# Task prompt:
Repeat the records verbatim and leave the pictures out of your copy.

# Extracted data:

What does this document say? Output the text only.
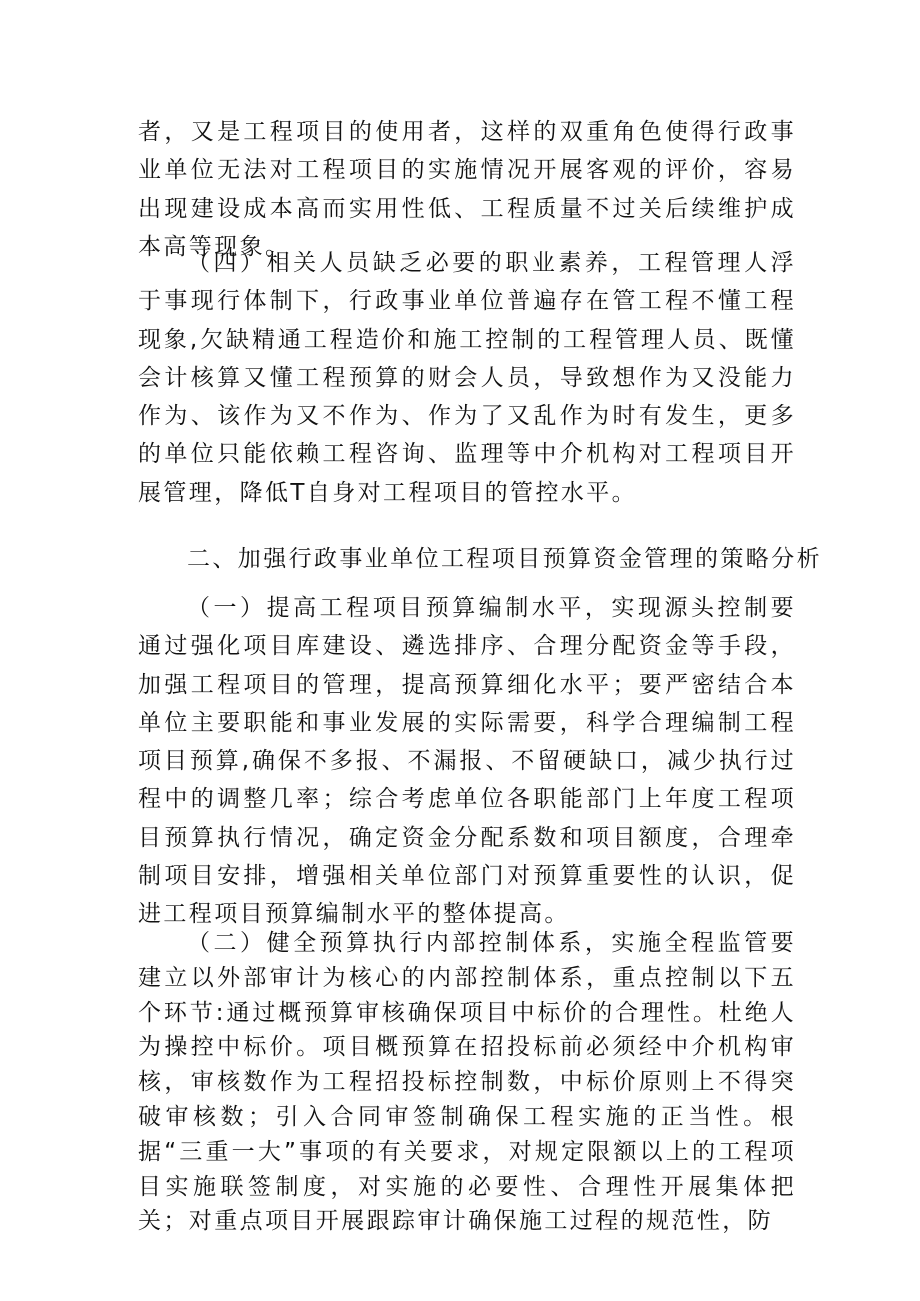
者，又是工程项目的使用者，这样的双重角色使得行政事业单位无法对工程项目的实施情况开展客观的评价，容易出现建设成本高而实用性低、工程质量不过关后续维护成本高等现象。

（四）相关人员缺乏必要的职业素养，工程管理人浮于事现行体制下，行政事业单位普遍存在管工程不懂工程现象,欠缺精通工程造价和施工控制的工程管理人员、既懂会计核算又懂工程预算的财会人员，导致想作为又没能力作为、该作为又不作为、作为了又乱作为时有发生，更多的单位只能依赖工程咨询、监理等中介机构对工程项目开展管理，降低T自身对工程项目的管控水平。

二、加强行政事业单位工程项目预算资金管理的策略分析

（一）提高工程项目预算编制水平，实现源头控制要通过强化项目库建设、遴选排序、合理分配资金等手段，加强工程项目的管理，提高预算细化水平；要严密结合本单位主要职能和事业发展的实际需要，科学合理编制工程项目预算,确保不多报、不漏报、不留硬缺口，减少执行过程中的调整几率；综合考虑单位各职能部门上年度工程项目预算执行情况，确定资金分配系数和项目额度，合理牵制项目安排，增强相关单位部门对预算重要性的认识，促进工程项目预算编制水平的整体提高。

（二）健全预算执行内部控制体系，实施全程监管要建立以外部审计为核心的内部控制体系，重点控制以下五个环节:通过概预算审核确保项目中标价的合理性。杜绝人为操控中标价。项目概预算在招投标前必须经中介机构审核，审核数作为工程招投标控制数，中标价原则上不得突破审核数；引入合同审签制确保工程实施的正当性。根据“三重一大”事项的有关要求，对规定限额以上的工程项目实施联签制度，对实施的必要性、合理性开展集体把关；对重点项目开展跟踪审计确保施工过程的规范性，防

# Task output:
What does this document say? Output the text only.
者，又是工程项目的使用者，这样的双重角色使得行政事业单位无法对工程项目的实施情况开展客观的评价，容易出现建设成本高而实用性低、工程质量不过关后续维护成本高等现象。

（四）相关人员缺乏必要的职业素养，工程管理人浮于事现行体制下，行政事业单位普遍存在管工程不懂工程现象,欠缺精通工程造价和施工控制的工程管理人员、既懂会计核算又懂工程预算的财会人员，导致想作为又没能力作为、该作为又不作为、作为了又乱作为时有发生，更多的单位只能依赖工程咨询、监理等中介机构对工程项目开展管理，降低T自身对工程项目的管控水平。

二、加强行政事业单位工程项目预算资金管理的策略分析

（一）提高工程项目预算编制水平，实现源头控制要通过强化项目库建设、遴选排序、合理分配资金等手段，加强工程项目的管理，提高预算细化水平；要严密结合本单位主要职能和事业发展的实际需要，科学合理编制工程项目预算,确保不多报、不漏报、不留硬缺口，减少执行过程中的调整几率；综合考虑单位各职能部门上年度工程项目预算执行情况，确定资金分配系数和项目额度，合理牵制项目安排，增强相关单位部门对预算重要性的认识，促进工程项目预算编制水平的整体提高。

（二）健全预算执行内部控制体系，实施全程监管要建立以外部审计为核心的内部控制体系，重点控制以下五个环节:通过概预算审核确保项目中标价的合理性。杜绝人为操控中标价。项目概预算在招投标前必须经中介机构审核，审核数作为工程招投标控制数，中标价原则上不得突破审核数；引入合同审签制确保工程实施的正当性。根据“三重一大”事项的有关要求，对规定限额以上的工程项目实施联签制度，对实施的必要性、合理性开展集体把关；对重点项目开展跟踪审计确保施工过程的规范性，防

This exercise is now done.